Data shown
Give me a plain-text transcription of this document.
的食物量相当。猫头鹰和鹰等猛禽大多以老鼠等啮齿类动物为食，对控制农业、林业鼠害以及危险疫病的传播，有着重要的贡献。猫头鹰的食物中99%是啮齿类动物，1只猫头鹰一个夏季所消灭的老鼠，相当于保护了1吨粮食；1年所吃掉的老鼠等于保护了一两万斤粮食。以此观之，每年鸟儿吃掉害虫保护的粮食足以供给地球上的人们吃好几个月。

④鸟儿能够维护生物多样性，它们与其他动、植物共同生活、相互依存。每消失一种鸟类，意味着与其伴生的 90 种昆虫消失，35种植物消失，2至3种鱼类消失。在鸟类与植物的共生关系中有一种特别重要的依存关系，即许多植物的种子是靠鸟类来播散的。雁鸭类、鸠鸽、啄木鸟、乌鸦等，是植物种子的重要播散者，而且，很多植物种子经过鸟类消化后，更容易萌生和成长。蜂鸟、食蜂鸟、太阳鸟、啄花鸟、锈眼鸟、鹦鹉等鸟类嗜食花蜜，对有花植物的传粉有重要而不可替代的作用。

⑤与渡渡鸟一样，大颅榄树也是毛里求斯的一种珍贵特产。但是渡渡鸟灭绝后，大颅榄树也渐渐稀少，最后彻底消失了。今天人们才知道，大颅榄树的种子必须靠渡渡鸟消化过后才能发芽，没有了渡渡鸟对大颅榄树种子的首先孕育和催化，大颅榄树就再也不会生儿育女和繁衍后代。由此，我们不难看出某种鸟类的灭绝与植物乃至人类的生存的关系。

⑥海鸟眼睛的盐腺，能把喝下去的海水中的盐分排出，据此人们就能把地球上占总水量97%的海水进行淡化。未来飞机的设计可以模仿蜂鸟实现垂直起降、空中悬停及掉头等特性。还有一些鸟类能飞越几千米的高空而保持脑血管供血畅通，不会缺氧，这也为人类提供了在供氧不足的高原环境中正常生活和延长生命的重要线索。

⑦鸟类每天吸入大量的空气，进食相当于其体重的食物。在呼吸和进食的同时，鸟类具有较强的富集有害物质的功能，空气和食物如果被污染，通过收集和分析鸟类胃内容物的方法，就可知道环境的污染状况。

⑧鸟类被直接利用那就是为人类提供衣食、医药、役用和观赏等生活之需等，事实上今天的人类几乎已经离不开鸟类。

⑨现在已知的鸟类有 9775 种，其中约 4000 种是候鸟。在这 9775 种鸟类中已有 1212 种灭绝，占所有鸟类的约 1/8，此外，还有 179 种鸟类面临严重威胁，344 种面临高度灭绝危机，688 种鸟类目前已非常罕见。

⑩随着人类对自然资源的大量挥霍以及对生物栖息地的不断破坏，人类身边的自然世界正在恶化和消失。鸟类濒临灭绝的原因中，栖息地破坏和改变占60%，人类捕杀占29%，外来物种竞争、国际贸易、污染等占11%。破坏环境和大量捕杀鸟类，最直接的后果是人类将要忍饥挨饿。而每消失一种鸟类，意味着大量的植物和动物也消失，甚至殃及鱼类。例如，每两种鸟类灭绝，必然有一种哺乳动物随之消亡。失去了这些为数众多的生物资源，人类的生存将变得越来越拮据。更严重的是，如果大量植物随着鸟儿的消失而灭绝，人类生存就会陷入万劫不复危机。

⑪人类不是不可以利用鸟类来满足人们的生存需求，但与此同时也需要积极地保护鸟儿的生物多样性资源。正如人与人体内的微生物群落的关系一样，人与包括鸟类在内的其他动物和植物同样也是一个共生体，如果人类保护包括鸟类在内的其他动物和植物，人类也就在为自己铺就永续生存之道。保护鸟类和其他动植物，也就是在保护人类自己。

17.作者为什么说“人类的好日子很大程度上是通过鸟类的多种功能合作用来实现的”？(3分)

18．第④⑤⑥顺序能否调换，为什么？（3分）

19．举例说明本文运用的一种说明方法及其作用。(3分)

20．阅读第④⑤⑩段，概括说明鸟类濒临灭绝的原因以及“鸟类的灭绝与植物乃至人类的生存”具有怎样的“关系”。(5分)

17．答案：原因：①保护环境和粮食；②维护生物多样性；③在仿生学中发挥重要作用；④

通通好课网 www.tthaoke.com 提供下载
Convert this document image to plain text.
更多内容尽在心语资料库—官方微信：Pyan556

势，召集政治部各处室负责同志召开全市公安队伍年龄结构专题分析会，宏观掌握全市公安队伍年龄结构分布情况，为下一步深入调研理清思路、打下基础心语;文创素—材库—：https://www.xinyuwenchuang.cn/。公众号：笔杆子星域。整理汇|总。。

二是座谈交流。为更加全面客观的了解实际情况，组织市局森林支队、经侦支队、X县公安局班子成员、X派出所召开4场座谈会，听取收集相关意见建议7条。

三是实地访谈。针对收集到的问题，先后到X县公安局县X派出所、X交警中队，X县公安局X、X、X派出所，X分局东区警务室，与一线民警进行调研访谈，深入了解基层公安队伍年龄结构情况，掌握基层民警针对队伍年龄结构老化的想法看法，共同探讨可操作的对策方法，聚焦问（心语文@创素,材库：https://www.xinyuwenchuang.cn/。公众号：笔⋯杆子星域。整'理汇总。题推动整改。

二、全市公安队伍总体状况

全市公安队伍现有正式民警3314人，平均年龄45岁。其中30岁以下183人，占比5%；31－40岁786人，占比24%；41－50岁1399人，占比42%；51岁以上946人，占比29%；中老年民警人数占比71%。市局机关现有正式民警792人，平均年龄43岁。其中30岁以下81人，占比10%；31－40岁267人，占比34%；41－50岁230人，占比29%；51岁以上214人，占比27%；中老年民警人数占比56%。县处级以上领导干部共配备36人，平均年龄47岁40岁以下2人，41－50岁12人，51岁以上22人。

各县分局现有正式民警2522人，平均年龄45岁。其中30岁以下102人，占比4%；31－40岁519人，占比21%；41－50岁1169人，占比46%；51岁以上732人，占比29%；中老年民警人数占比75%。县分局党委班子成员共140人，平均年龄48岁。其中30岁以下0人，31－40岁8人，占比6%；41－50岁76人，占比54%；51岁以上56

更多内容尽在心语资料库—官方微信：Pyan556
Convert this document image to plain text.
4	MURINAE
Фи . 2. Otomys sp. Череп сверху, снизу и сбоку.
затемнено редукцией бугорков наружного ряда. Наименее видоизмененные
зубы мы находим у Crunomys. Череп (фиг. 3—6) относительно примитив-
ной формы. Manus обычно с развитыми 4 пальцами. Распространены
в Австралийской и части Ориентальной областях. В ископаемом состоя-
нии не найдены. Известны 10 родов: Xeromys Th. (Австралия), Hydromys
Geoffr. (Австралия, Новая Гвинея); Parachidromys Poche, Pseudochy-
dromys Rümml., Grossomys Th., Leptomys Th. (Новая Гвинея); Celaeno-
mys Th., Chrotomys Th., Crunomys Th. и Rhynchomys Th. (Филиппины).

Goal
Type the material above out again, exactly.

Answer for the task
Give me a plain-text transcription of this document.
的食物量相当。猫头鹰和鹰等猛禽大多以老鼠等啮齿类动物为食，对控制农业、林业鼠害以及危险疫病的传播，有着重要的贡献。猫头鹰的食物中99%是啮齿类动物，1只猫头鹰一个夏季所消灭的老鼠，相当于保护了1吨粮食；1年所吃掉的老鼠等于保护了一两万斤粮食。以此观之，每年鸟儿吃掉害虫保护的粮食足以供给地球上的人们吃好几个月。

④鸟儿能够维护生物多样性，它们与其他动、植物共同生活、相互依存。每消失一种鸟类，意味着与其伴生的 90 种昆虫消失，35种植物消失，2至3种鱼类消失。在鸟类与植物的共生关系中有一种特别重要的依存关系，即许多植物的种子是靠鸟类来播散的。雁鸭类、鸠鸽、啄木鸟、乌鸦等，是植物种子的重要播散者，而且，很多植物种子经过鸟类消化后，更容易萌生和成长。蜂鸟、食蜂鸟、太阳鸟、啄花鸟、锈眼鸟、鹦鹉等鸟类嗜食花蜜，对有花植物的传粉有重要而不可替代的作用。

⑤与渡渡鸟一样，大颅榄树也是毛里求斯的一种珍贵特产。但是渡渡鸟灭绝后，大颅榄树也渐渐稀少，最后彻底消失了。今天人们才知道，大颅榄树的种子必须靠渡渡鸟消化过后才能发芽，没有了渡渡鸟对大颅榄树种子的首先孕育和催化，大颅榄树就再也不会生儿育女和繁衍后代。由此，我们不难看出某种鸟类的灭绝与植物乃至人类的生存的关系。

⑥海鸟眼睛的盐腺，能把喝下去的海水中的盐分排出，据此人们就能把地球上占总水量97%的海水进行淡化。未来飞机的设计可以模仿蜂鸟实现垂直起降、空中悬停及掉头等特性。还有一些鸟类能飞越几千米的高空而保持脑血管供血畅通，不会缺氧，这也为人类提供了在供氧不足的高原环境中正常生活和延长生命的重要线索。

⑦鸟类每天吸入大量的空气，进食相当于其体重的食物。在呼吸和进食的同时，鸟类具有较强的富集有害物质的功能，空气和食物如果被污染，通过收集和分析鸟类胃内容物的方法，就可知道环境的污染状况。

⑧鸟类被直接利用那就是为人类提供衣食、医药、役用和观赏等生活之需等，事实上今天的人类几乎已经离不开鸟类。

⑨现在已知的鸟类有 9775 种，其中约 4000 种是候鸟。在这 9775 种鸟类中已有 1212 种灭绝，占所有鸟类的约 1/8，此外，还有 179 种鸟类面临严重威胁，344 种面临高度灭绝危机，688 种鸟类目前已非常罕见。

⑩随着人类对自然资源的大量挥霍以及对生物栖息地的不断破坏，人类身边的自然世界正在恶化和消失。鸟类濒临灭绝的原因中，栖息地破坏和改变占60%，人类捕杀占29%，外来物种竞争、国际贸易、污染等占11%。破坏环境和大量捕杀鸟类，最直接的后果是人类将要忍饥挨饿。而每消失一种鸟类，意味着大量的植物和动物也消失，甚至殃及鱼类。例如，每两种鸟类灭绝，必然有一种哺乳动物随之消亡。失去了这些为数众多的生物资源，人类的生存将变得越来越拮据。更严重的是，如果大量植物随着鸟儿的消失而灭绝，人类生存就会陷入万劫不复危机。

⑪人类不是不可以利用鸟类来满足人们的生存需求，但与此同时也需要积极地保护鸟儿的生物多样性资源。正如人与人体内的微生物群落的关系一样，人与包括鸟类在内的其他动物和植物同样也是一个共生体，如果人类保护包括鸟类在内的其他动物和植物，人类也就在为自己铺就永续生存之道。保护鸟类和其他动植物，也就是在保护人类自己。

17.作者为什么说“人类的好日子很大程度上是通过鸟类的多种功能合作用来实现的”？(3分)

18．第④⑤⑥顺序能否调换，为什么？（3分）

19．举例说明本文运用的一种说明方法及其作用。(3分)

20．阅读第④⑤⑩段，概括说明鸟类濒临灭绝的原因以及“鸟类的灭绝与植物乃至人类的生存”具有怎样的“关系”。(5分)

17．答案：原因：①保护环境和粮食；②维护生物多样性；③在仿生学中发挥重要作用；④

通通好课网 www.tthaoke.com 提供下载
Convert this document image to plain text.
更多内容尽在心语资料库—官方微信：Pyan556

势，召集政治部各处室负责同志召开全市公安队伍年龄结构专题分析会，宏观掌握全市公安队伍年龄结构分布情况，为下一步深入调研理清思路、打下基础心语;文创素—材库—：https://www.xinyuwenchuang.cn/。公众号：笔杆子星域。整理汇|总。。

二是座谈交流。为更加全面客观的了解实际情况，组织市局森林支队、经侦支队、X县公安局班子成员、X派出所召开4场座谈会，听取收集相关意见建议7条。

三是实地访谈。针对收集到的问题，先后到X县公安局县X派出所、X交警中队，X县公安局X、X、X派出所，X分局东区警务室，与一线民警进行调研访谈，深入了解基层公安队伍年龄结构情况，掌握基层民警针对队伍年龄结构老化的想法看法，共同探讨可操作的对策方法，聚焦问（心语文@创素,材库：https://www.xinyuwenchuang.cn/。公众号：笔⋯杆子星域。整'理汇总。题推动整改。

二、全市公安队伍总体状况

全市公安队伍现有正式民警3314人，平均年龄45岁。其中30岁以下183人，占比5%；31－40岁786人，占比24%；41－50岁1399人，占比42%；51岁以上946人，占比29%；中老年民警人数占比71%。市局机关现有正式民警792人，平均年龄43岁。其中30岁以下81人，占比10%；31－40岁267人，占比34%；41－50岁230人，占比29%；51岁以上214人，占比27%；中老年民警人数占比56%。县处级以上领导干部共配备36人，平均年龄47岁40岁以下2人，41－50岁12人，51岁以上22人。

各县分局现有正式民警2522人，平均年龄45岁。其中30岁以下102人，占比4%；31－40岁519人，占比21%；41－50岁1169人，占比46%；51岁以上732人，占比29%；中老年民警人数占比75%。县分局党委班子成员共140人，平均年龄48岁。其中30岁以下0人，31－40岁8人，占比6%；41－50岁76人，占比54%；51岁以上56

更多内容尽在心语资料库—官方微信：Pyan556
Convert this document image to plain text.
4	MURINAE
Фи . 2. Otomys sp. Череп сверху, снизу и сбоку.
затемнено редукцией бугорков наружного ряда. Наименее видоизмененные
зубы мы находим у Crunomys. Череп (фиг. 3—6) относительно примитив-
ной формы. Manus обычно с развитыми 4 пальцами. Распространены
в Австралийской и части Ориентальной областях. В ископаемом состоя-
нии не найдены. Известны 10 родов: Xeromys Th. (Австралия), Hydromys
Geoffr. (Австралия, Новая Гвинея); Parachidromys Poche, Pseudochy-
dromys Rümml., Grossomys Th., Leptomys Th. (Новая Гвинея); Celaeno-
mys Th., Chrotomys Th., Crunomys Th. и Rhynchomys Th. (Филиппины).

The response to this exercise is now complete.